Exercise brief: Repeat the full listing, word for word.

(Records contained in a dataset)
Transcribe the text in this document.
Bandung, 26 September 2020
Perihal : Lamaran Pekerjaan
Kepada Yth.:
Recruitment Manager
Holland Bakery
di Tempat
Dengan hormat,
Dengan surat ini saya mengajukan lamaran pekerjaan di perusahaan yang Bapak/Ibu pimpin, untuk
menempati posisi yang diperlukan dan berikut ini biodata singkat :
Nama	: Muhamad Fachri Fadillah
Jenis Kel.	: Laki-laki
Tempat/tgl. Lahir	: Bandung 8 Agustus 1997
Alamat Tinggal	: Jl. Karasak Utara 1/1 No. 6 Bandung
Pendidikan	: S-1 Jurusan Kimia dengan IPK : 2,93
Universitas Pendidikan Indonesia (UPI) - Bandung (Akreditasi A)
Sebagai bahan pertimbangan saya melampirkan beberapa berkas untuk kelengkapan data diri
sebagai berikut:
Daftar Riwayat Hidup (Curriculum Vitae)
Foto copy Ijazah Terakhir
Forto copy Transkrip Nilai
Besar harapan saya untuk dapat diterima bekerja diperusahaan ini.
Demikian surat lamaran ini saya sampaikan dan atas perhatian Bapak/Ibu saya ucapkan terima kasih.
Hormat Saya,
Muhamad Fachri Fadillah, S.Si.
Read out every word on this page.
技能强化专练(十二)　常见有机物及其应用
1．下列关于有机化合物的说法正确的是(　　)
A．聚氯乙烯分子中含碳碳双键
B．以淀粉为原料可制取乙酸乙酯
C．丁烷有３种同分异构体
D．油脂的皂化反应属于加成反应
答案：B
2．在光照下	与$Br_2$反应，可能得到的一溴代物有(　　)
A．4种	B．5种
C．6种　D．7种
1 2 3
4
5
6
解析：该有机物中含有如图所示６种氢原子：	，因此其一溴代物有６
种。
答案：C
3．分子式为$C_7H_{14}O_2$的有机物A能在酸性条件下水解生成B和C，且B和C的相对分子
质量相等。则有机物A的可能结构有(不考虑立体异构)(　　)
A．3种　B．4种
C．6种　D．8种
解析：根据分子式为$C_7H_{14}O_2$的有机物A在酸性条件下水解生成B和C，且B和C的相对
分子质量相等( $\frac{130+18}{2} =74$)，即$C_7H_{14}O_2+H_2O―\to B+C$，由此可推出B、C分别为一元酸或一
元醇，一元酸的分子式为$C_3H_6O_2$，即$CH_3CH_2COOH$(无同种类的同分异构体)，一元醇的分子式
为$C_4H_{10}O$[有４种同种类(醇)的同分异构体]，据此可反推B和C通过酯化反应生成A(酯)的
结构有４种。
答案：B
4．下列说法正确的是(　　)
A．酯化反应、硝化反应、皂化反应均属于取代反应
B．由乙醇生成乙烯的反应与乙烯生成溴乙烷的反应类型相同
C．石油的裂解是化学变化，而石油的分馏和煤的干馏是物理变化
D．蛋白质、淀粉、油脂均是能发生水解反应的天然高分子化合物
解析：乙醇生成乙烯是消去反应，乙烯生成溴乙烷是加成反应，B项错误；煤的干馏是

Finished task:
Transcribe the text in this document.
Bandung, 26 September 2020
Perihal : Lamaran Pekerjaan
Kepada Yth.:
Recruitment Manager
Holland Bakery
di Tempat
Dengan hormat,
Dengan surat ini saya mengajukan lamaran pekerjaan di perusahaan yang Bapak/Ibu pimpin, untuk
menempati posisi yang diperlukan dan berikut ini biodata singkat :
Nama	: Muhamad Fachri Fadillah
Jenis Kel.	: Laki-laki
Tempat/tgl. Lahir	: Bandung 8 Agustus 1997
Alamat Tinggal	: Jl. Karasak Utara 1/1 No. 6 Bandung
Pendidikan	: S-1 Jurusan Kimia dengan IPK : 2,93
Universitas Pendidikan Indonesia (UPI) - Bandung (Akreditasi A)
Sebagai bahan pertimbangan saya melampirkan beberapa berkas untuk kelengkapan data diri
sebagai berikut:
Daftar Riwayat Hidup (Curriculum Vitae)
Foto copy Ijazah Terakhir
Forto copy Transkrip Nilai
Besar harapan saya untuk dapat diterima bekerja diperusahaan ini.
Demikian surat lamaran ini saya sampaikan dan atas perhatian Bapak/Ibu saya ucapkan terima kasih.
Hormat Saya,
Muhamad Fachri Fadillah, S.Si.
Read out every word on this page.
技能强化专练(十二)　常见有机物及其应用
1．下列关于有机化合物的说法正确的是(　　)
A．聚氯乙烯分子中含碳碳双键
B．以淀粉为原料可制取乙酸乙酯
C．丁烷有３种同分异构体
D．油脂的皂化反应属于加成反应
答案：B
2．在光照下	与$Br_2$反应，可能得到的一溴代物有(　　)
A．4种	B．5种
C．6种　D．7种
1 2 3
4
5
6
解析：该有机物中含有如图所示６种氢原子：	，因此其一溴代物有６
种。
答案：C
3．分子式为$C_7H_{14}O_2$的有机物A能在酸性条件下水解生成B和C，且B和C的相对分子
质量相等。则有机物A的可能结构有(不考虑立体异构)(　　)
A．3种　B．4种
C．6种　D．8种
解析：根据分子式为$C_7H_{14}O_2$的有机物A在酸性条件下水解生成B和C，且B和C的相对
分子质量相等( $\frac{130+18}{2} =74$)，即$C_7H_{14}O_2+H_2O―\to B+C$，由此可推出B、C分别为一元酸或一
元醇，一元酸的分子式为$C_3H_6O_2$，即$CH_3CH_2COOH$(无同种类的同分异构体)，一元醇的分子式
为$C_4H_{10}O$[有４种同种类(醇)的同分异构体]，据此可反推B和C通过酯化反应生成A(酯)的
结构有４种。
答案：B
4．下列说法正确的是(　　)
A．酯化反应、硝化反应、皂化反应均属于取代反应
B．由乙醇生成乙烯的反应与乙烯生成溴乙烷的反应类型相同
C．石油的裂解是化学变化，而石油的分馏和煤的干馏是物理变化
D．蛋白质、淀粉、油脂均是能发生水解反应的天然高分子化合物
解析：乙醇生成乙烯是消去反应，乙烯生成溴乙烷是加成反应，B项错误；煤的干馏是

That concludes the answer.